What needs to be done = Leave out the pictures and repeat the data exactly.

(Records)
══════════════════════════════

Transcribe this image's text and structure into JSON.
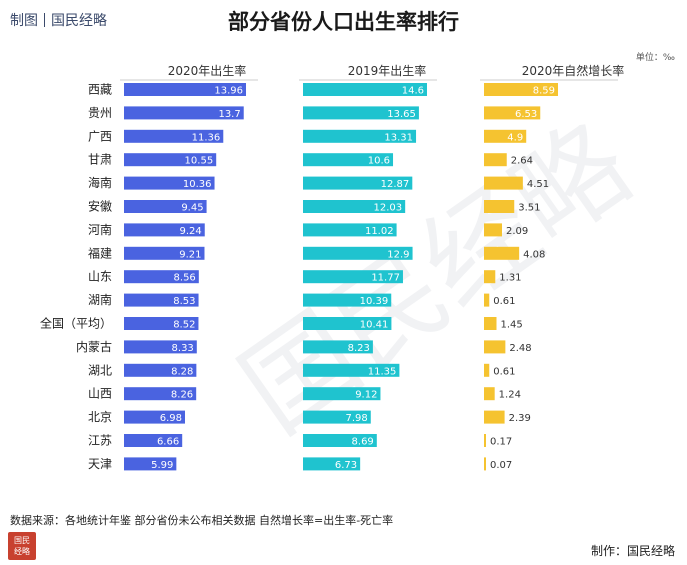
{
  "header": {
    "brand_left": "制图",
    "brand_right": "国民经略",
    "title": "部分省份人口出生率排行",
    "unit": "单位：‰"
  },
  "chart_data": {
    "type": "bar",
    "categories": [
      "西藏",
      "贵州",
      "广西",
      "甘肃",
      "海南",
      "安徽",
      "河南",
      "福建",
      "山东",
      "湖南",
      "全国（平均）",
      "内蒙古",
      "湖北",
      "山西",
      "北京",
      "江苏",
      "天津"
    ],
    "series": [
      {
        "name": "2020年出生率",
        "color": "#4a63e0",
        "values": [
          13.96,
          13.7,
          11.36,
          10.55,
          10.36,
          9.45,
          9.24,
          9.21,
          8.56,
          8.53,
          8.52,
          8.33,
          8.28,
          8.26,
          6.98,
          6.66,
          5.99
        ]
      },
      {
        "name": "2019年出生率",
        "color": "#1fc3cf",
        "values": [
          14.6,
          13.65,
          13.31,
          10.6,
          12.87,
          12.03,
          11.02,
          12.9,
          11.77,
          10.39,
          10.41,
          8.23,
          11.35,
          9.12,
          7.98,
          8.69,
          6.73
        ]
      },
      {
        "name": "2020年自然增长率",
        "color": "#f5c330",
        "values": [
          8.59,
          6.53,
          4.9,
          2.64,
          4.51,
          3.51,
          2.09,
          4.08,
          1.31,
          0.61,
          1.45,
          2.48,
          0.61,
          1.24,
          2.39,
          0.17,
          0.07
        ]
      }
    ]
  },
  "footer": {
    "note": "数据来源：各地统计年鉴  部分省份未公布相关数据  自然增长率=出生率-死亡率",
    "credit": "制作：国民经略",
    "seal_text": "国民经略"
  }
}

══════════════════════════════

Task result =
Transcribe this image's text and structure into JSON.
{
  "header": {
    "brand_left": "制图",
    "brand_right": "国民经略",
    "title": "部分省份人口出生率排行",
    "unit": "单位：‰"
  },
  "chart_data": {
    "type": "bar",
    "categories": [
      "西藏",
      "贵州",
      "广西",
      "甘肃",
      "海南",
      "安徽",
      "河南",
      "福建",
      "山东",
      "湖南",
      "全国（平均）",
      "内蒙古",
      "湖北",
      "山西",
      "北京",
      "江苏",
      "天津"
    ],
    "series": [
      {
        "name": "2020年出生率",
        "color": "#4a63e0",
        "values": [
          13.96,
          13.7,
          11.36,
          10.55,
          10.36,
          9.45,
          9.24,
          9.21,
          8.56,
          8.53,
          8.52,
          8.33,
          8.28,
          8.26,
          6.98,
          6.66,
          5.99
        ]
      },
      {
        "name": "2019年出生率",
        "color": "#1fc3cf",
        "values": [
          14.6,
          13.65,
          13.31,
          10.6,
          12.87,
          12.03,
          11.02,
          12.9,
          11.77,
          10.39,
          10.41,
          8.23,
          11.35,
          9.12,
          7.98,
          8.69,
          6.73
        ]
      },
      {
        "name": "2020年自然增长率",
        "color": "#f5c330",
        "values": [
          8.59,
          6.53,
          4.9,
          2.64,
          4.51,
          3.51,
          2.09,
          4.08,
          1.31,
          0.61,
          1.45,
          2.48,
          0.61,
          1.24,
          2.39,
          0.17,
          0.07
        ]
      }
    ]
  },
  "footer": {
    "note": "数据来源：各地统计年鉴  部分省份未公布相关数据  自然增长率=出生率-死亡率",
    "credit": "制作：国民经略",
    "seal_text": "国民经略"
  }
}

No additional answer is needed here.